What you will do
Search the entries for the word "взять" and pull out each line that has it.

Data extracted from a collection
*-*-*
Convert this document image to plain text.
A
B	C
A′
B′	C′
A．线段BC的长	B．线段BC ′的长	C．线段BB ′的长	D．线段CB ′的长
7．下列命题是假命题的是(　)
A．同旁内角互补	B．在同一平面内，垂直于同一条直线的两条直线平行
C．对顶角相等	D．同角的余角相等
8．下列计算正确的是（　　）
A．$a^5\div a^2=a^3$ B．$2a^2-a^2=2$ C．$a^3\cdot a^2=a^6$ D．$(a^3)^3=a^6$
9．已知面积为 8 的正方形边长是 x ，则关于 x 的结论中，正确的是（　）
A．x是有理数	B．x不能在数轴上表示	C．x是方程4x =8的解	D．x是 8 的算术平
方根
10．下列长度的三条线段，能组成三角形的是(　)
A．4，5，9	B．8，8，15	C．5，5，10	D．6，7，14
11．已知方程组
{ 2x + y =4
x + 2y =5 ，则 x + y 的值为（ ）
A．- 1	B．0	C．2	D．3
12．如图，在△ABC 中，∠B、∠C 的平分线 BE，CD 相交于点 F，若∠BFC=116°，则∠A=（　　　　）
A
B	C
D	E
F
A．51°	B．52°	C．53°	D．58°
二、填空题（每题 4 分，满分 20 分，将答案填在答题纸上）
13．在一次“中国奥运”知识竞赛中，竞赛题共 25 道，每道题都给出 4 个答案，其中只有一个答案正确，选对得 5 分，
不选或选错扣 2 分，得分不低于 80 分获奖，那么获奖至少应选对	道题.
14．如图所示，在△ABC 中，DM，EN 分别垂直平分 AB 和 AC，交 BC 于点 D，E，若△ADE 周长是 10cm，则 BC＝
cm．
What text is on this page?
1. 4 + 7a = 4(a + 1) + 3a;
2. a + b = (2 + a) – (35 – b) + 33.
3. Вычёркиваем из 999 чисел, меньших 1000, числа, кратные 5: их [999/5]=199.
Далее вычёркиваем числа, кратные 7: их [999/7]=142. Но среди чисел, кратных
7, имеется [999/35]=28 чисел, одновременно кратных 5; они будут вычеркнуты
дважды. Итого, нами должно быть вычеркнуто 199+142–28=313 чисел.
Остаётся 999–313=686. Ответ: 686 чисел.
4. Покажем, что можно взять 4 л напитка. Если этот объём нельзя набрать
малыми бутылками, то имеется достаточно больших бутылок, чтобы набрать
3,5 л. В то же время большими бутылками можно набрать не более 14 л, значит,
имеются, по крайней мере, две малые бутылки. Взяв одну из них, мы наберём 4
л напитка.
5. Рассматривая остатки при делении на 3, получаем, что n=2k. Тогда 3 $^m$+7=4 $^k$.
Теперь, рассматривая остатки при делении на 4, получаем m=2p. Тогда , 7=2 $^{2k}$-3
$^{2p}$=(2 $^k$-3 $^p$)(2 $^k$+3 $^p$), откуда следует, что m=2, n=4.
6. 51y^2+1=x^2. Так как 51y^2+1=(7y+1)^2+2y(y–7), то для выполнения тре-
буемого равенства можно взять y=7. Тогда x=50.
*-*-*
Output
4. Покажем, что можно взять 4 л напитка. Если этот объём нельзя набрать
буемого равенства можно взять y=7. Тогда x=50.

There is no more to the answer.